Omit every picture while repeating the entries exactly.

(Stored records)
»»
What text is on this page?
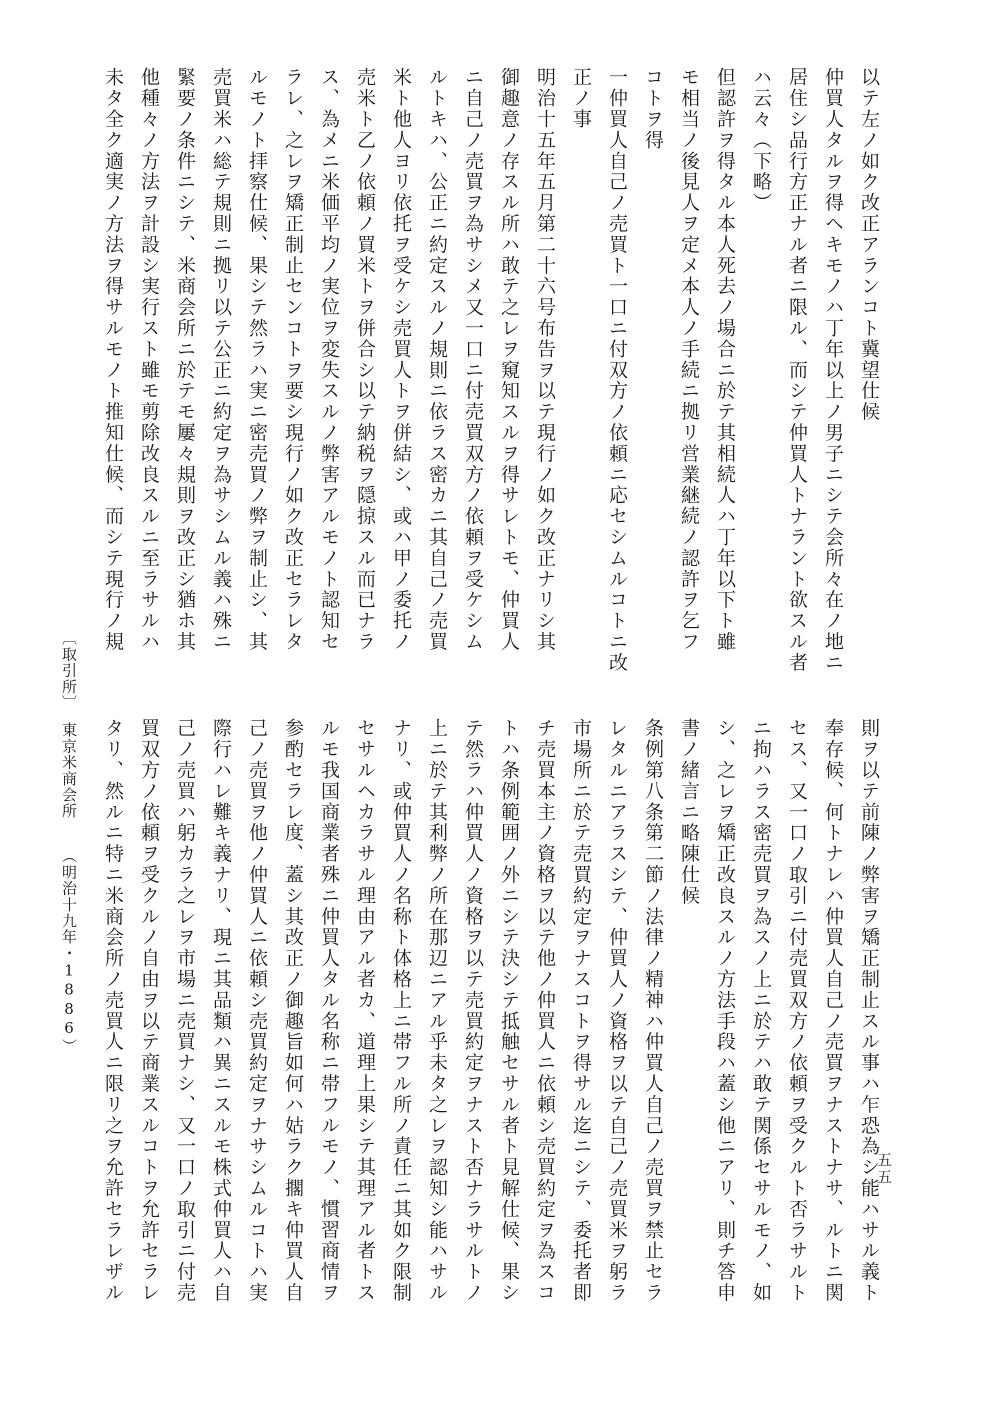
以テ左ノ如ク改正アランコト冀望仕候
仲買人タルヲ得ヘキモノハ丁年以上ノ男子ニシテ会所々在ノ地ニ
居住シ品行方正ナル者ニ限ル、而シテ仲買人トナラント欲スル者
ハ云々（下略）
但認許ヲ得タル本人死去ノ場合ニ於テ其相続人ハ丁年以下ト雖
モ相当ノ後見人ヲ定メ本人ノ手続ニ拠リ営業継続ノ認許ヲ乞フ
コトヲ得
一仲買人自己ノ売買ト一口ニ付双方ノ依頼ニ応セシムルコトニ改
正ノ事
明治十五年五月第二十六号布告ヲ以テ現行ノ如ク改正ナリシ其
御趣意ノ存スル所ハ敢テ之レヲ窺知スルヲ得サレトモ、仲買人
ニ自己ノ売買ヲ為サシメ又一口ニ付売買双方ノ依頼ヲ受ケシム
ルトキハ、公正ニ約定スルノ規則ニ依ラス密カニ其自己ノ売買
米ト他人ヨリ依托ヲ受ケシ売買人トヲ併結シ、或ハ甲ノ委托ノ
売米ト乙ノ依頼ノ買米トヲ併合シ以テ納税ヲ隠掠スル而已ナラ
ス、為メニ米価平均ノ実位ヲ変失スルノ弊害アルモノト認知セ
ラレ、之レヲ矯正制止センコトヲ要シ現行ノ如ク改正セラレタ
ルモノト拝察仕候、果シテ然ラハ実ニ密売買ノ弊ヲ制止シ、其
売買米ハ総テ規則ニ拠リ以テ公正ニ約定ヲ為サシムル義ハ殊ニ
緊要ノ条件ニシテ、米商会所ニ於テモ屢々規則ヲ改正シ猶ホ其
他種々ノ方法ヲ計設シ実行スト雖モ剪除改良スルニ至ラサルハ
未タ全ク適実ノ方法ヲ得サルモノト推知仕候、而シテ現行ノ規
〔取引所〕
東京米商会所
（明治十九年・1886）	則ヲ以テ前陳ノ弊害ヲ矯正制止スル事ハ乍恐為シ能ハサル義ト
奉存候、何トナレハ仲買人自己ノ売買ヲナストナサ、ルトニ関
セス、又一口ノ取引ニ付売買双方ノ依頼ヲ受クルト否ラサルト
ニ拘ハラス密売買ヲ為スノ上ニ於テハ敢テ関係セサルモノ、如
シ、之レヲ矯正改良スルノ方法手段ハ蓋シ他ニアリ、則チ答申
書ノ緒言ニ略陳仕候
条例第八条第二節ノ法律ノ精神ハ仲買人自己ノ売買ヲ禁止セラ
レタルニアラスシテ、仲買人ノ資格ヲ以テ自己ノ売買米ヲ躬ラ
市場所ニ於テ売買約定ヲナスコトヲ得サル迄ニシテ、委托者即
チ売買本主ノ資格ヲ以テ他ノ仲買人ニ依頼シ売買約定ヲ為スコ
トハ条例範囲ノ外ニシテ決シテ抵触セサル者ト見解仕候、果シ
テ然ラハ仲買人ノ資格ヲ以テ売買約定ヲナスト否ナラサルトノ
上ニ於テ其利弊ノ所在那辺ニアル乎未タ之レヲ認知シ能ハサル
ナリ、或仲買人ノ名称ト体格上ニ帯フル所ノ責任ニ其如ク限制
セサルヘカラサル理由アル者カ、道理上果シテ其理アル者トス
ルモ我国商業者殊ニ仲買人タル名称ニ帯フルモノ、慣習商情ヲ
参酌セラレ度、蓋シ其改正ノ御趣旨如何ハ姑ラク擱キ仲買人自
己ノ売買ヲ他ノ仲買人ニ依頼シ売買約定ヲナサシムルコトハ実
際行ハレ難キ義ナリ、現ニ其品類ハ異ニスルモ株式仲買人ハ自
己ノ売買ハ躬カラ之レヲ市場ニ売買ナシ、又一口ノ取引ニ付売
買双方ノ依頼ヲ受クルノ自由ヲ以テ商業スルコトヲ允許セラレ
タリ、然ルニ特ニ米商会所ノ売買人ニ限リ之ヲ允許セラレザル	五五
««
THE RESPONSE:
What text is on this page?
以テ左ノ如ク改正アランコト冀望仕候
仲買人タルヲ得ヘキモノハ丁年以上ノ男子ニシテ会所々在ノ地ニ
居住シ品行方正ナル者ニ限ル、而シテ仲買人トナラント欲スル者
ハ云々（下略）
但認許ヲ得タル本人死去ノ場合ニ於テ其相続人ハ丁年以下ト雖
モ相当ノ後見人ヲ定メ本人ノ手続ニ拠リ営業継続ノ認許ヲ乞フ
コトヲ得
一仲買人自己ノ売買ト一口ニ付双方ノ依頼ニ応セシムルコトニ改
正ノ事
明治十五年五月第二十六号布告ヲ以テ現行ノ如ク改正ナリシ其
御趣意ノ存スル所ハ敢テ之レヲ窺知スルヲ得サレトモ、仲買人
ニ自己ノ売買ヲ為サシメ又一口ニ付売買双方ノ依頼ヲ受ケシム
ルトキハ、公正ニ約定スルノ規則ニ依ラス密カニ其自己ノ売買
米ト他人ヨリ依托ヲ受ケシ売買人トヲ併結シ、或ハ甲ノ委托ノ
売米ト乙ノ依頼ノ買米トヲ併合シ以テ納税ヲ隠掠スル而已ナラ
ス、為メニ米価平均ノ実位ヲ変失スルノ弊害アルモノト認知セ
ラレ、之レヲ矯正制止センコトヲ要シ現行ノ如ク改正セラレタ
ルモノト拝察仕候、果シテ然ラハ実ニ密売買ノ弊ヲ制止シ、其
売買米ハ総テ規則ニ拠リ以テ公正ニ約定ヲ為サシムル義ハ殊ニ
緊要ノ条件ニシテ、米商会所ニ於テモ屢々規則ヲ改正シ猶ホ其
他種々ノ方法ヲ計設シ実行スト雖モ剪除改良スルニ至ラサルハ
未タ全ク適実ノ方法ヲ得サルモノト推知仕候、而シテ現行ノ規
〔取引所〕
東京米商会所
（明治十九年・1886）	則ヲ以テ前陳ノ弊害ヲ矯正制止スル事ハ乍恐為シ能ハサル義ト
奉存候、何トナレハ仲買人自己ノ売買ヲナストナサ、ルトニ関
セス、又一口ノ取引ニ付売買双方ノ依頼ヲ受クルト否ラサルト
ニ拘ハラス密売買ヲ為スノ上ニ於テハ敢テ関係セサルモノ、如
シ、之レヲ矯正改良スルノ方法手段ハ蓋シ他ニアリ、則チ答申
書ノ緒言ニ略陳仕候
条例第八条第二節ノ法律ノ精神ハ仲買人自己ノ売買ヲ禁止セラ
レタルニアラスシテ、仲買人ノ資格ヲ以テ自己ノ売買米ヲ躬ラ
市場所ニ於テ売買約定ヲナスコトヲ得サル迄ニシテ、委托者即
チ売買本主ノ資格ヲ以テ他ノ仲買人ニ依頼シ売買約定ヲ為スコ
トハ条例範囲ノ外ニシテ決シテ抵触セサル者ト見解仕候、果シ
テ然ラハ仲買人ノ資格ヲ以テ売買約定ヲナスト否ナラサルトノ
上ニ於テ其利弊ノ所在那辺ニアル乎未タ之レヲ認知シ能ハサル
ナリ、或仲買人ノ名称ト体格上ニ帯フル所ノ責任ニ其如ク限制
セサルヘカラサル理由アル者カ、道理上果シテ其理アル者トス
ルモ我国商業者殊ニ仲買人タル名称ニ帯フルモノ、慣習商情ヲ
参酌セラレ度、蓋シ其改正ノ御趣旨如何ハ姑ラク擱キ仲買人自
己ノ売買ヲ他ノ仲買人ニ依頼シ売買約定ヲナサシムルコトハ実
際行ハレ難キ義ナリ、現ニ其品類ハ異ニスルモ株式仲買人ハ自
己ノ売買ハ躬カラ之レヲ市場ニ売買ナシ、又一口ノ取引ニ付売
買双方ノ依頼ヲ受クルノ自由ヲ以テ商業スルコトヲ允許セラレ
タリ、然ルニ特ニ米商会所ノ売買人ニ限リ之ヲ允許セラレザル	五五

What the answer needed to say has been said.